__SET PROBLEM__:
An exact copy of the records is required, minus the pictures they hold.

__MATERIAL FOR THIS EXERCISE__:
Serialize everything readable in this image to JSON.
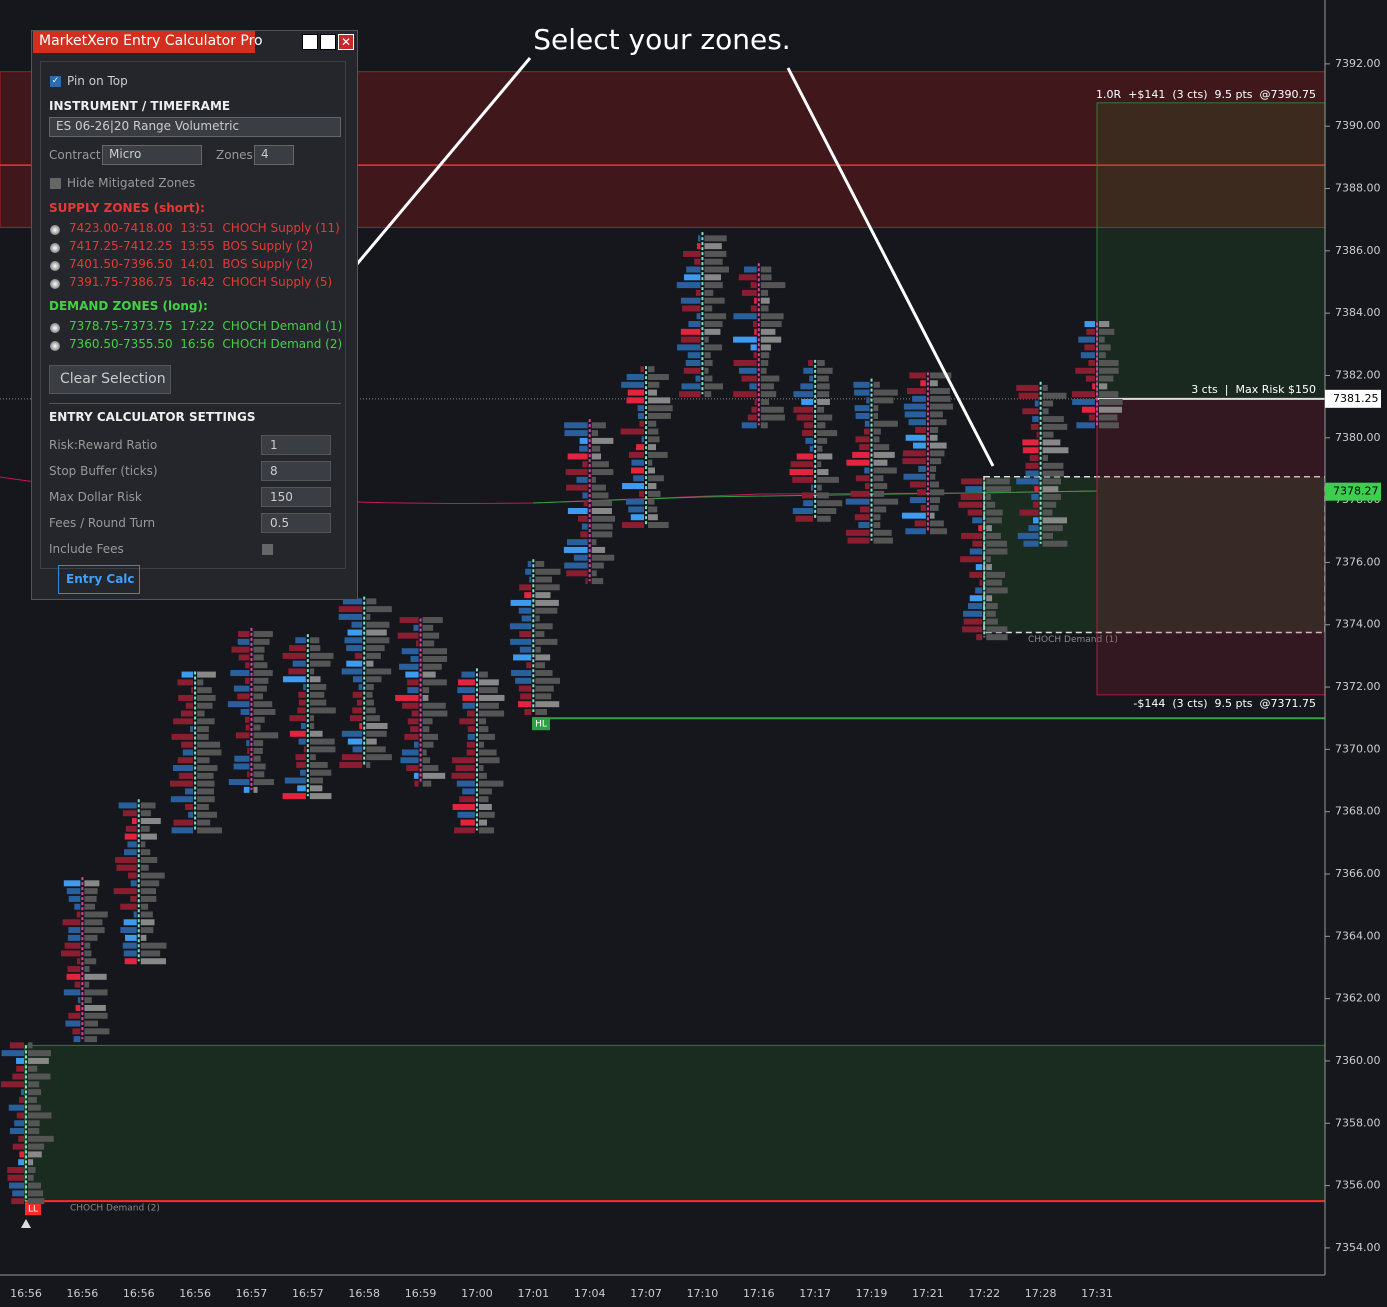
{
  "annotation": "Select your zones.",
  "panel": {
    "title": "MarketXero Entry Calculator Pro",
    "pin": "Pin on Top",
    "instrument_heading": "INSTRUMENT / TIMEFRAME",
    "instrument": "ES 06-26|20 Range Volumetric",
    "contract_label": "Contract:",
    "contract": "Micro",
    "zones_label": "Zones:",
    "zones": "4",
    "hide_mitigated": "Hide Mitigated Zones",
    "supply_heading": "SUPPLY ZONES (short):",
    "supply": [
      "7423.00-7418.00  13:51  CHOCH Supply (11)",
      "7417.25-7412.25  13:55  BOS Supply (2)",
      "7401.50-7396.50  14:01  BOS Supply (2)",
      "7391.75-7386.75  16:42  CHOCH Supply (5)"
    ],
    "demand_heading": "DEMAND ZONES (long):",
    "demand": [
      "7378.75-7373.75  17:22  CHOCH Demand (1)",
      "7360.50-7355.50  16:56  CHOCH Demand (2)"
    ],
    "clear": "Clear Selection",
    "settings_heading": "ENTRY CALCULATOR SETTINGS",
    "settings": [
      {
        "label": "Risk:Reward Ratio",
        "value": "1"
      },
      {
        "label": "Stop Buffer (ticks)",
        "value": "8"
      },
      {
        "label": "Max Dollar Risk",
        "value": "150"
      },
      {
        "label": "Fees / Round Turn",
        "value": "0.5"
      }
    ],
    "include_fees": "Include Fees",
    "entry_calc": "Entry Calc"
  },
  "chart_data": {
    "type": "footprint",
    "categories": [
      "16:56",
      "16:56",
      "16:56",
      "16:56",
      "16:57",
      "16:57",
      "16:58",
      "16:59",
      "17:00",
      "17:01",
      "17:04",
      "17:07",
      "17:10",
      "17:16",
      "17:17",
      "17:19",
      "17:21",
      "17:22",
      "17:28",
      "17:31"
    ],
    "high": [
      7360.5,
      7365.9,
      7368.4,
      7372.5,
      7373.9,
      7373.7,
      7374.9,
      7374.2,
      7372.6,
      7376.1,
      7380.6,
      7382.3,
      7386.6,
      7385.6,
      7382.5,
      7381.9,
      7382.1,
      7378.6,
      7381.8,
      7383.7
    ],
    "low": [
      7355.5,
      7360.7,
      7363.2,
      7367.4,
      7368.7,
      7368.5,
      7369.5,
      7368.9,
      7367.4,
      7371.2,
      7375.4,
      7377.2,
      7381.4,
      7380.4,
      7377.4,
      7376.7,
      7377.0,
      7373.6,
      7376.6,
      7380.4
    ],
    "ylim": [
      7353.13,
      7394.05
    ],
    "yticks": [
      {
        "value": 7354,
        "label": "7354.00"
      },
      {
        "value": 7356,
        "label": "7356.00"
      },
      {
        "value": 7358,
        "label": "7358.00"
      },
      {
        "value": 7360,
        "label": "7360.00"
      },
      {
        "value": 7362,
        "label": "7362.00"
      },
      {
        "value": 7364,
        "label": "7364.00"
      },
      {
        "value": 7366,
        "label": "7366.00"
      },
      {
        "value": 7368,
        "label": "7368.00"
      },
      {
        "value": 7370,
        "label": "7370.00"
      },
      {
        "value": 7372,
        "label": "7372.00"
      },
      {
        "value": 7374,
        "label": "7374.00"
      },
      {
        "value": 7376,
        "label": "7376.00"
      },
      {
        "value": 7378,
        "label": "7378.00"
      },
      {
        "value": 7380,
        "label": "7380.00"
      },
      {
        "value": 7382,
        "label": "7382.00"
      },
      {
        "value": 7384,
        "label": "7384.00"
      },
      {
        "value": 7386,
        "label": "7386.00"
      },
      {
        "value": 7388,
        "label": "7388.00"
      },
      {
        "value": 7390,
        "label": "7390.00"
      },
      {
        "value": 7392,
        "label": "7392.00"
      }
    ],
    "zones": [
      {
        "high": 7391.75,
        "low": 7386.75,
        "color": "#b01c1c"
      },
      {
        "high": 7378.75,
        "low": 7373.75,
        "color": "#2e7d32",
        "label": "CHOCH Demand (1)"
      },
      {
        "high": 7360.5,
        "low": 7355.5,
        "color": "#2e7d32",
        "label": "CHOCH Demand (2)"
      }
    ],
    "supply_line": 7388.75,
    "demand_line": 7355.5,
    "hl_level": 7371,
    "hl_label": "HL",
    "ll_label": "LL",
    "trade": {
      "entry": 7381.25,
      "target": 7390.75,
      "stop": 7371.75,
      "target_label": "1.0R  +$141  (3 cts)  9.5 pts  @7390.75",
      "entry_label": "3 cts  |  Max Risk $150",
      "stop_label": "-$144  (3 cts)  9.5 pts  @7371.75"
    },
    "last_price": 7378.27
  }
}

__REPLY TO THE TASK__:
Serialize everything readable in this image to JSON.
{
  "annotation": "Select your zones.",
  "panel": {
    "title": "MarketXero Entry Calculator Pro",
    "pin": "Pin on Top",
    "instrument_heading": "INSTRUMENT / TIMEFRAME",
    "instrument": "ES 06-26|20 Range Volumetric",
    "contract_label": "Contract:",
    "contract": "Micro",
    "zones_label": "Zones:",
    "zones": "4",
    "hide_mitigated": "Hide Mitigated Zones",
    "supply_heading": "SUPPLY ZONES (short):",
    "supply": [
      "7423.00-7418.00  13:51  CHOCH Supply (11)",
      "7417.25-7412.25  13:55  BOS Supply (2)",
      "7401.50-7396.50  14:01  BOS Supply (2)",
      "7391.75-7386.75  16:42  CHOCH Supply (5)"
    ],
    "demand_heading": "DEMAND ZONES (long):",
    "demand": [
      "7378.75-7373.75  17:22  CHOCH Demand (1)",
      "7360.50-7355.50  16:56  CHOCH Demand (2)"
    ],
    "clear": "Clear Selection",
    "settings_heading": "ENTRY CALCULATOR SETTINGS",
    "settings": [
      {
        "label": "Risk:Reward Ratio",
        "value": "1"
      },
      {
        "label": "Stop Buffer (ticks)",
        "value": "8"
      },
      {
        "label": "Max Dollar Risk",
        "value": "150"
      },
      {
        "label": "Fees / Round Turn",
        "value": "0.5"
      }
    ],
    "include_fees": "Include Fees",
    "entry_calc": "Entry Calc"
  },
  "chart_data": {
    "type": "footprint",
    "categories": [
      "16:56",
      "16:56",
      "16:56",
      "16:56",
      "16:57",
      "16:57",
      "16:58",
      "16:59",
      "17:00",
      "17:01",
      "17:04",
      "17:07",
      "17:10",
      "17:16",
      "17:17",
      "17:19",
      "17:21",
      "17:22",
      "17:28",
      "17:31"
    ],
    "high": [
      7360.5,
      7365.9,
      7368.4,
      7372.5,
      7373.9,
      7373.7,
      7374.9,
      7374.2,
      7372.6,
      7376.1,
      7380.6,
      7382.3,
      7386.6,
      7385.6,
      7382.5,
      7381.9,
      7382.1,
      7378.6,
      7381.8,
      7383.7
    ],
    "low": [
      7355.5,
      7360.7,
      7363.2,
      7367.4,
      7368.7,
      7368.5,
      7369.5,
      7368.9,
      7367.4,
      7371.2,
      7375.4,
      7377.2,
      7381.4,
      7380.4,
      7377.4,
      7376.7,
      7377.0,
      7373.6,
      7376.6,
      7380.4
    ],
    "ylim": [
      7353.13,
      7394.05
    ],
    "yticks": [
      {
        "value": 7354,
        "label": "7354.00"
      },
      {
        "value": 7356,
        "label": "7356.00"
      },
      {
        "value": 7358,
        "label": "7358.00"
      },
      {
        "value": 7360,
        "label": "7360.00"
      },
      {
        "value": 7362,
        "label": "7362.00"
      },
      {
        "value": 7364,
        "label": "7364.00"
      },
      {
        "value": 7366,
        "label": "7366.00"
      },
      {
        "value": 7368,
        "label": "7368.00"
      },
      {
        "value": 7370,
        "label": "7370.00"
      },
      {
        "value": 7372,
        "label": "7372.00"
      },
      {
        "value": 7374,
        "label": "7374.00"
      },
      {
        "value": 7376,
        "label": "7376.00"
      },
      {
        "value": 7378,
        "label": "7378.00"
      },
      {
        "value": 7380,
        "label": "7380.00"
      },
      {
        "value": 7382,
        "label": "7382.00"
      },
      {
        "value": 7384,
        "label": "7384.00"
      },
      {
        "value": 7386,
        "label": "7386.00"
      },
      {
        "value": 7388,
        "label": "7388.00"
      },
      {
        "value": 7390,
        "label": "7390.00"
      },
      {
        "value": 7392,
        "label": "7392.00"
      }
    ],
    "zones": [
      {
        "high": 7391.75,
        "low": 7386.75,
        "color": "#b01c1c"
      },
      {
        "high": 7378.75,
        "low": 7373.75,
        "color": "#2e7d32",
        "label": "CHOCH Demand (1)"
      },
      {
        "high": 7360.5,
        "low": 7355.5,
        "color": "#2e7d32",
        "label": "CHOCH Demand (2)"
      }
    ],
    "supply_line": 7388.75,
    "demand_line": 7355.5,
    "hl_level": 7371,
    "hl_label": "HL",
    "ll_label": "LL",
    "trade": {
      "entry": 7381.25,
      "target": 7390.75,
      "stop": 7371.75,
      "target_label": "1.0R  +$141  (3 cts)  9.5 pts  @7390.75",
      "entry_label": "3 cts  |  Max Risk $150",
      "stop_label": "-$144  (3 cts)  9.5 pts  @7371.75"
    },
    "last_price": 7378.27
  }
}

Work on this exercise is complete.